EXTRACTED RECORDS —

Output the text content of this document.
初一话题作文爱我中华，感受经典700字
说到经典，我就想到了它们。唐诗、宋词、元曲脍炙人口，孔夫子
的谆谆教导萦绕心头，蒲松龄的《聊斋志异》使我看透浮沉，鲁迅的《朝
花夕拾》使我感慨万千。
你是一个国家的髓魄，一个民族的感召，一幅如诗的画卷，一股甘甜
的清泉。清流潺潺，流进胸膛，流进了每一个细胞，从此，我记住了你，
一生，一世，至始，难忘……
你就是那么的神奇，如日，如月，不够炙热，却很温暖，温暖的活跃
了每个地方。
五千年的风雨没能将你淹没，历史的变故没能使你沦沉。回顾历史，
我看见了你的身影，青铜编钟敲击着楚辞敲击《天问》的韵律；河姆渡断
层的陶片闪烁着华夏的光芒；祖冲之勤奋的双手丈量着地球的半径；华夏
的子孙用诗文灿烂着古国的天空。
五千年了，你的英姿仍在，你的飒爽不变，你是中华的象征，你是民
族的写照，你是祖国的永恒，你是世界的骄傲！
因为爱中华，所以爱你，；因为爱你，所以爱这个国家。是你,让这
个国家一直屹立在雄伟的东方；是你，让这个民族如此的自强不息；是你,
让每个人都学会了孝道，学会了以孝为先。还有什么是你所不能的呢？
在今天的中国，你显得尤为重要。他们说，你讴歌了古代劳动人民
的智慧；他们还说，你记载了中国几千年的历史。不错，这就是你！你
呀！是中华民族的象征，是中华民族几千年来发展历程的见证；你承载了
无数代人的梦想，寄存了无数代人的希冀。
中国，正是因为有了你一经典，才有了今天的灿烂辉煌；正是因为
--
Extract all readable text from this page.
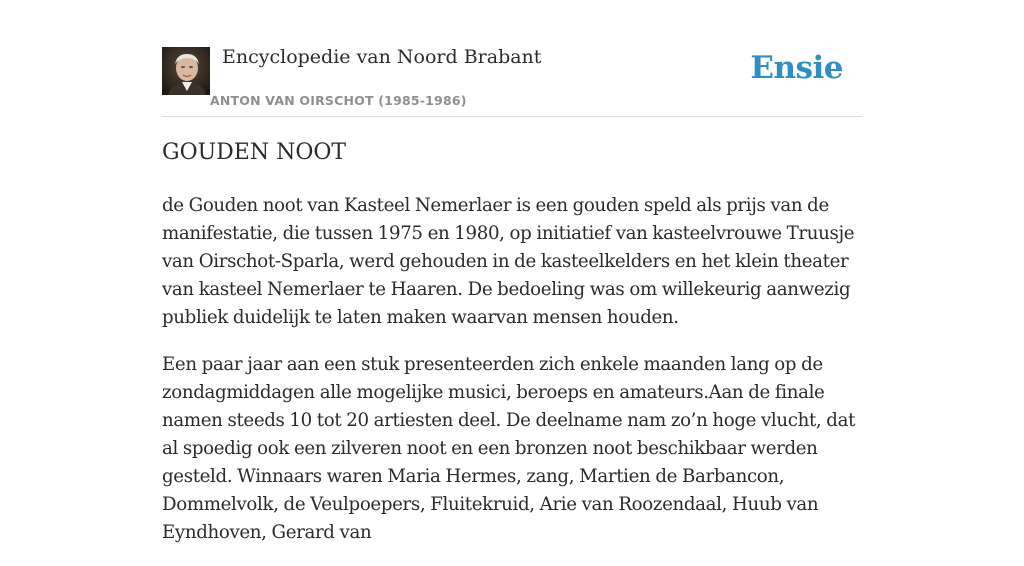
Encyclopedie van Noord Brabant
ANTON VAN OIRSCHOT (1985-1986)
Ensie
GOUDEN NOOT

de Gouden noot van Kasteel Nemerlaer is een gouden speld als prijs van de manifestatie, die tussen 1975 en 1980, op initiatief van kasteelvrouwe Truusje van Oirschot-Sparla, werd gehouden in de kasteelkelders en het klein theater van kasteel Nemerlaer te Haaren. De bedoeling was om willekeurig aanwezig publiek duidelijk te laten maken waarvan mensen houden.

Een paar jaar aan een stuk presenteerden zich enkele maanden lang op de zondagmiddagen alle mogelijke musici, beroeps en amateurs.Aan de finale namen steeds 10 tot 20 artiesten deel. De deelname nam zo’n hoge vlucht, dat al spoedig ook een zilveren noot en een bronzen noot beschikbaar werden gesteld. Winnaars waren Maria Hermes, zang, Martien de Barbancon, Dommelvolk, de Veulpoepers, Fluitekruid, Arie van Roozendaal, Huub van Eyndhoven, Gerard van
* * *
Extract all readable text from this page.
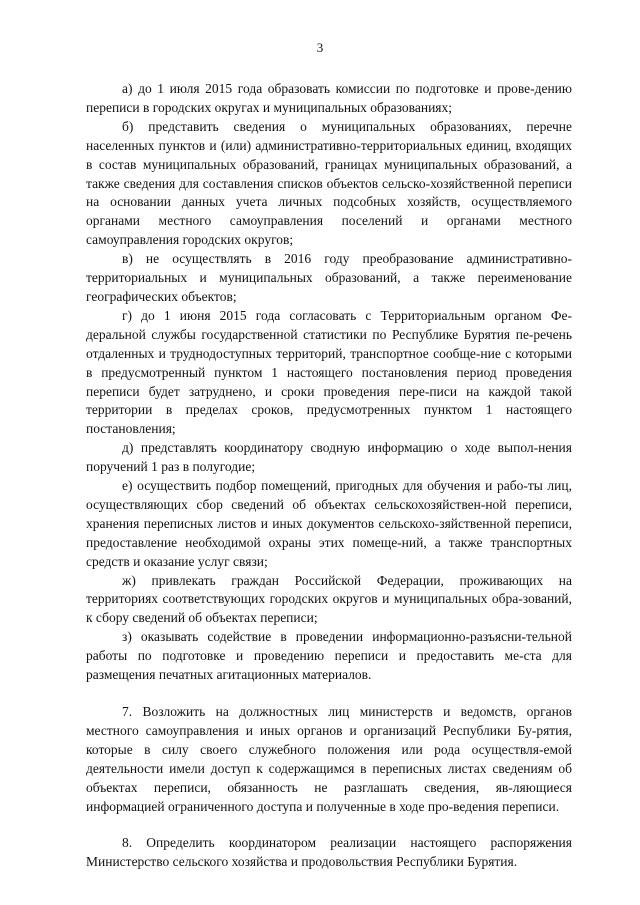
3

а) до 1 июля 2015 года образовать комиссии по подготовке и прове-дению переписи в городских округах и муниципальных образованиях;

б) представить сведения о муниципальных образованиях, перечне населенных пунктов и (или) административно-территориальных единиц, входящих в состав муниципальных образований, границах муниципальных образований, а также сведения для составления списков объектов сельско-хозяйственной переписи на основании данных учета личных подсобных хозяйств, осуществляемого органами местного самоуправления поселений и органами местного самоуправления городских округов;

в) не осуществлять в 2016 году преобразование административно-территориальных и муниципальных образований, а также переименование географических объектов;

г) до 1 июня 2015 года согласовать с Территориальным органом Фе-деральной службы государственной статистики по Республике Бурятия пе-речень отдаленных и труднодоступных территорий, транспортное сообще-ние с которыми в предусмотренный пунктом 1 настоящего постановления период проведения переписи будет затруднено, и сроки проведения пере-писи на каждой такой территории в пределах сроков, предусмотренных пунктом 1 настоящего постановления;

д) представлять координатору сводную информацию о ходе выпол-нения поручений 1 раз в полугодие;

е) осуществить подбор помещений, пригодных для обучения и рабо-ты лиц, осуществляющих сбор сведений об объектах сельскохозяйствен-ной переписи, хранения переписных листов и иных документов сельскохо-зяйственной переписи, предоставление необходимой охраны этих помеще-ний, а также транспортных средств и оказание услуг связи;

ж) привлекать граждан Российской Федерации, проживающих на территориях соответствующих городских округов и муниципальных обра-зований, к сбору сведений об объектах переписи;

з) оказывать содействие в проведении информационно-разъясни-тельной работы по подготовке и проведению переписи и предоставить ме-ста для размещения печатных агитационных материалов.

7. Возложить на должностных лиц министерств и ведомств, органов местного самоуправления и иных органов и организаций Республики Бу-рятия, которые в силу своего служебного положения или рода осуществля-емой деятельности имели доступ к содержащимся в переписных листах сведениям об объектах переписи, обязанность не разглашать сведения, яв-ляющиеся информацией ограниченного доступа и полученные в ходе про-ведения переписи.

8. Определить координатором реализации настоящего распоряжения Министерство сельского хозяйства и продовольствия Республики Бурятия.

PROMPT — Count the lines of these entries that hold the string "подготовке", and give only that number.

FINISHED TASK — 2